◆ **DATA SUPPLIED**:

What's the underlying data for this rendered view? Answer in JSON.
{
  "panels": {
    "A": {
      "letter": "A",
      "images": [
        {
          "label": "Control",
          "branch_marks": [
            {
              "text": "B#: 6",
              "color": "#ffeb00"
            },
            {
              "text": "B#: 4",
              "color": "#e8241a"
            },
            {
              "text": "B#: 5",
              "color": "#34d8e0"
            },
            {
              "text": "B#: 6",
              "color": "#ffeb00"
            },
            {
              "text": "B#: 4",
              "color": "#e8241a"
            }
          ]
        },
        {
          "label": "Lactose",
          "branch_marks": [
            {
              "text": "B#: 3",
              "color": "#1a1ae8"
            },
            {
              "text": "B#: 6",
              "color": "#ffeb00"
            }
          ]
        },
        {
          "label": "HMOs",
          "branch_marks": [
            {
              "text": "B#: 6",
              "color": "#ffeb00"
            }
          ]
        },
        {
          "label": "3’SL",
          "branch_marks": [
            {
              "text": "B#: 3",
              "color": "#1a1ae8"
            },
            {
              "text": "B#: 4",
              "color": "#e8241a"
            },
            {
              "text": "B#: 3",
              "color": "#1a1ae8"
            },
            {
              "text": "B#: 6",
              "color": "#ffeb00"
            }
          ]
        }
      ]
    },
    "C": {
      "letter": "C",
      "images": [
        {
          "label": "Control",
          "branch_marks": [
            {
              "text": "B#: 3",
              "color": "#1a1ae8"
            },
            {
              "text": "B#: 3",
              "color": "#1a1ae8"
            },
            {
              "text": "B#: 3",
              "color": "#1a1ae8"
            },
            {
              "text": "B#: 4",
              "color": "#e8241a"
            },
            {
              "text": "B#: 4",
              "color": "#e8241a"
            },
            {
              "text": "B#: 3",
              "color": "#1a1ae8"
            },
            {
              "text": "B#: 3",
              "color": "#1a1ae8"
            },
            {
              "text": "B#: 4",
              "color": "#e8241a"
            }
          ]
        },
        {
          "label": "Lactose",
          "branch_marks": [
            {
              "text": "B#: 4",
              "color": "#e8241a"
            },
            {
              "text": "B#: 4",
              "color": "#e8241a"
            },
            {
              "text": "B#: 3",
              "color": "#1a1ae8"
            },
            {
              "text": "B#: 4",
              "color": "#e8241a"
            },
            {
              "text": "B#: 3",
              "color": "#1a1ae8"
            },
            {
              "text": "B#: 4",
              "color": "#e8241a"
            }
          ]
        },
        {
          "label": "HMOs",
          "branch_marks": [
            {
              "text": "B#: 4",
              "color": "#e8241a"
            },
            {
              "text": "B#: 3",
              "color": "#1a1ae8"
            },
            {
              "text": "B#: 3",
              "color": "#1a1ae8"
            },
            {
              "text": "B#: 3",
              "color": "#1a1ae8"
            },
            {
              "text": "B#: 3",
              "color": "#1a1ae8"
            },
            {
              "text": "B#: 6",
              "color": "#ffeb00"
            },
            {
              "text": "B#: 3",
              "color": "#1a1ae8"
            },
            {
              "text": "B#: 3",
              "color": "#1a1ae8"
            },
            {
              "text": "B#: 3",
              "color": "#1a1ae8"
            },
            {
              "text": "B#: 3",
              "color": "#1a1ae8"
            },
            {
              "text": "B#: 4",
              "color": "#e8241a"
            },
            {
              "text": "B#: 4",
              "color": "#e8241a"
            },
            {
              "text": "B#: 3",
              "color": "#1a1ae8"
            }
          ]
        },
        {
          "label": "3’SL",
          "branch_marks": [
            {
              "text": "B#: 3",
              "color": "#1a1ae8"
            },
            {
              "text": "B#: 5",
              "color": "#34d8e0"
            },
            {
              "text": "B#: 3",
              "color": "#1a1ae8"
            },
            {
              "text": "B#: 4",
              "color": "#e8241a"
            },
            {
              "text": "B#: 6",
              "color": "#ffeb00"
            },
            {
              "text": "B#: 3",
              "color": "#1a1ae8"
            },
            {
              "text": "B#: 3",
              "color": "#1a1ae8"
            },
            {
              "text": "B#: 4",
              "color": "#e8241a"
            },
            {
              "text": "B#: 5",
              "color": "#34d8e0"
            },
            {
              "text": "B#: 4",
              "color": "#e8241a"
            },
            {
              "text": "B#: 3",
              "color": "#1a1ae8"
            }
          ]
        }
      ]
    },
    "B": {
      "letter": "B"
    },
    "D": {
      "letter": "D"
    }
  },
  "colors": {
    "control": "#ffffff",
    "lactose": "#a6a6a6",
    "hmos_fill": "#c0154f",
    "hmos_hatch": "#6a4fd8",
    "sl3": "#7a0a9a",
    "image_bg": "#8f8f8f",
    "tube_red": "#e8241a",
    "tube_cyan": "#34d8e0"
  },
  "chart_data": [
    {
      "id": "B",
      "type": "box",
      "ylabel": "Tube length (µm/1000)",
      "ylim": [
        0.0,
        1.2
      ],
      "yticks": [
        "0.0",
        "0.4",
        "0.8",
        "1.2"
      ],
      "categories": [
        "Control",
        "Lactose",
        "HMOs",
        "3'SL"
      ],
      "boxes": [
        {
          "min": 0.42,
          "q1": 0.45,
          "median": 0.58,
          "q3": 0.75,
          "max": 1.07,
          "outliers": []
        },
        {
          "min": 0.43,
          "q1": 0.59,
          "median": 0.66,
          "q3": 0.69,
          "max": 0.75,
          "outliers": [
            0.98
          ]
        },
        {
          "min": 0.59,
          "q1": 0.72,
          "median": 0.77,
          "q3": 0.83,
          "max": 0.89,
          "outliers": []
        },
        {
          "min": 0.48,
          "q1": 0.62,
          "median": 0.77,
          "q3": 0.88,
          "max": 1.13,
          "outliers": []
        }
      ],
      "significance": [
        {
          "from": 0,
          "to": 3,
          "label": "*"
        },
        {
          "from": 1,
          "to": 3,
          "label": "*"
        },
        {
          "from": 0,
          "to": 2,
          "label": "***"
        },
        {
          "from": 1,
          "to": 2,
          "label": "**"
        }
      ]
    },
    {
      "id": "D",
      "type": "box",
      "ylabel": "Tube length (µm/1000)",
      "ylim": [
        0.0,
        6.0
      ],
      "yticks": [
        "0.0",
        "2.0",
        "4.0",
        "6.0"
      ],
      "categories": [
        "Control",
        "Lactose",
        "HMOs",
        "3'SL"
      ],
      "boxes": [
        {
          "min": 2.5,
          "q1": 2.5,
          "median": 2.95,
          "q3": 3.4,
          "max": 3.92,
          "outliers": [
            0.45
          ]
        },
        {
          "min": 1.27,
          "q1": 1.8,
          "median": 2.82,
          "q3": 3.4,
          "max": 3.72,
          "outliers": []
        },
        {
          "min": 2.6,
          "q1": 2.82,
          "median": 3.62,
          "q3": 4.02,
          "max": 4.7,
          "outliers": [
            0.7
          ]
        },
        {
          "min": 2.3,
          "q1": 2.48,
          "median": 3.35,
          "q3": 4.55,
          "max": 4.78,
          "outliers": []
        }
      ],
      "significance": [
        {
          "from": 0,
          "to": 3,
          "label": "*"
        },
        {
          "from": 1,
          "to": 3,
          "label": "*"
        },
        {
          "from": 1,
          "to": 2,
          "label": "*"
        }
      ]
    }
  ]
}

◆ **EXERCISE DETAILS**: Reproduce the records in full, exactly as written.

◆ **FULL ANSWER**:
What's the underlying data for this rendered view? Answer in JSON.
{
  "panels": {
    "A": {
      "letter": "A",
      "images": [
        {
          "label": "Control",
          "branch_marks": [
            {
              "text": "B#: 6",
              "color": "#ffeb00"
            },
            {
              "text": "B#: 4",
              "color": "#e8241a"
            },
            {
              "text": "B#: 5",
              "color": "#34d8e0"
            },
            {
              "text": "B#: 6",
              "color": "#ffeb00"
            },
            {
              "text": "B#: 4",
              "color": "#e8241a"
            }
          ]
        },
        {
          "label": "Lactose",
          "branch_marks": [
            {
              "text": "B#: 3",
              "color": "#1a1ae8"
            },
            {
              "text": "B#: 6",
              "color": "#ffeb00"
            }
          ]
        },
        {
          "label": "HMOs",
          "branch_marks": [
            {
              "text": "B#: 6",
              "color": "#ffeb00"
            }
          ]
        },
        {
          "label": "3’SL",
          "branch_marks": [
            {
              "text": "B#: 3",
              "color": "#1a1ae8"
            },
            {
              "text": "B#: 4",
              "color": "#e8241a"
            },
            {
              "text": "B#: 3",
              "color": "#1a1ae8"
            },
            {
              "text": "B#: 6",
              "color": "#ffeb00"
            }
          ]
        }
      ]
    },
    "C": {
      "letter": "C",
      "images": [
        {
          "label": "Control",
          "branch_marks": [
            {
              "text": "B#: 3",
              "color": "#1a1ae8"
            },
            {
              "text": "B#: 3",
              "color": "#1a1ae8"
            },
            {
              "text": "B#: 3",
              "color": "#1a1ae8"
            },
            {
              "text": "B#: 4",
              "color": "#e8241a"
            },
            {
              "text": "B#: 4",
              "color": "#e8241a"
            },
            {
              "text": "B#: 3",
              "color": "#1a1ae8"
            },
            {
              "text": "B#: 3",
              "color": "#1a1ae8"
            },
            {
              "text": "B#: 4",
              "color": "#e8241a"
            }
          ]
        },
        {
          "label": "Lactose",
          "branch_marks": [
            {
              "text": "B#: 4",
              "color": "#e8241a"
            },
            {
              "text": "B#: 4",
              "color": "#e8241a"
            },
            {
              "text": "B#: 3",
              "color": "#1a1ae8"
            },
            {
              "text": "B#: 4",
              "color": "#e8241a"
            },
            {
              "text": "B#: 3",
              "color": "#1a1ae8"
            },
            {
              "text": "B#: 4",
              "color": "#e8241a"
            }
          ]
        },
        {
          "label": "HMOs",
          "branch_marks": [
            {
              "text": "B#: 4",
              "color": "#e8241a"
            },
            {
              "text": "B#: 3",
              "color": "#1a1ae8"
            },
            {
              "text": "B#: 3",
              "color": "#1a1ae8"
            },
            {
              "text": "B#: 3",
              "color": "#1a1ae8"
            },
            {
              "text": "B#: 3",
              "color": "#1a1ae8"
            },
            {
              "text": "B#: 6",
              "color": "#ffeb00"
            },
            {
              "text": "B#: 3",
              "color": "#1a1ae8"
            },
            {
              "text": "B#: 3",
              "color": "#1a1ae8"
            },
            {
              "text": "B#: 3",
              "color": "#1a1ae8"
            },
            {
              "text": "B#: 3",
              "color": "#1a1ae8"
            },
            {
              "text": "B#: 4",
              "color": "#e8241a"
            },
            {
              "text": "B#: 4",
              "color": "#e8241a"
            },
            {
              "text": "B#: 3",
              "color": "#1a1ae8"
            }
          ]
        },
        {
          "label": "3’SL",
          "branch_marks": [
            {
              "text": "B#: 3",
              "color": "#1a1ae8"
            },
            {
              "text": "B#: 5",
              "color": "#34d8e0"
            },
            {
              "text": "B#: 3",
              "color": "#1a1ae8"
            },
            {
              "text": "B#: 4",
              "color": "#e8241a"
            },
            {
              "text": "B#: 6",
              "color": "#ffeb00"
            },
            {
              "text": "B#: 3",
              "color": "#1a1ae8"
            },
            {
              "text": "B#: 3",
              "color": "#1a1ae8"
            },
            {
              "text": "B#: 4",
              "color": "#e8241a"
            },
            {
              "text": "B#: 5",
              "color": "#34d8e0"
            },
            {
              "text": "B#: 4",
              "color": "#e8241a"
            },
            {
              "text": "B#: 3",
              "color": "#1a1ae8"
            }
          ]
        }
      ]
    },
    "B": {
      "letter": "B"
    },
    "D": {
      "letter": "D"
    }
  },
  "colors": {
    "control": "#ffffff",
    "lactose": "#a6a6a6",
    "hmos_fill": "#c0154f",
    "hmos_hatch": "#6a4fd8",
    "sl3": "#7a0a9a",
    "image_bg": "#8f8f8f",
    "tube_red": "#e8241a",
    "tube_cyan": "#34d8e0"
  },
  "chart_data": [
    {
      "id": "B",
      "type": "box",
      "ylabel": "Tube length (µm/1000)",
      "ylim": [
        0.0,
        1.2
      ],
      "yticks": [
        "0.0",
        "0.4",
        "0.8",
        "1.2"
      ],
      "categories": [
        "Control",
        "Lactose",
        "HMOs",
        "3'SL"
      ],
      "boxes": [
        {
          "min": 0.42,
          "q1": 0.45,
          "median": 0.58,
          "q3": 0.75,
          "max": 1.07,
          "outliers": []
        },
        {
          "min": 0.43,
          "q1": 0.59,
          "median": 0.66,
          "q3": 0.69,
          "max": 0.75,
          "outliers": [
            0.98
          ]
        },
        {
          "min": 0.59,
          "q1": 0.72,
          "median": 0.77,
          "q3": 0.83,
          "max": 0.89,
          "outliers": []
        },
        {
          "min": 0.48,
          "q1": 0.62,
          "median": 0.77,
          "q3": 0.88,
          "max": 1.13,
          "outliers": []
        }
      ],
      "significance": [
        {
          "from": 0,
          "to": 3,
          "label": "*"
        },
        {
          "from": 1,
          "to": 3,
          "label": "*"
        },
        {
          "from": 0,
          "to": 2,
          "label": "***"
        },
        {
          "from": 1,
          "to": 2,
          "label": "**"
        }
      ]
    },
    {
      "id": "D",
      "type": "box",
      "ylabel": "Tube length (µm/1000)",
      "ylim": [
        0.0,
        6.0
      ],
      "yticks": [
        "0.0",
        "2.0",
        "4.0",
        "6.0"
      ],
      "categories": [
        "Control",
        "Lactose",
        "HMOs",
        "3'SL"
      ],
      "boxes": [
        {
          "min": 2.5,
          "q1": 2.5,
          "median": 2.95,
          "q3": 3.4,
          "max": 3.92,
          "outliers": [
            0.45
          ]
        },
        {
          "min": 1.27,
          "q1": 1.8,
          "median": 2.82,
          "q3": 3.4,
          "max": 3.72,
          "outliers": []
        },
        {
          "min": 2.6,
          "q1": 2.82,
          "median": 3.62,
          "q3": 4.02,
          "max": 4.7,
          "outliers": [
            0.7
          ]
        },
        {
          "min": 2.3,
          "q1": 2.48,
          "median": 3.35,
          "q3": 4.55,
          "max": 4.78,
          "outliers": []
        }
      ],
      "significance": [
        {
          "from": 0,
          "to": 3,
          "label": "*"
        },
        {
          "from": 1,
          "to": 3,
          "label": "*"
        },
        {
          "from": 1,
          "to": 2,
          "label": "*"
        }
      ]
    }
  ]
}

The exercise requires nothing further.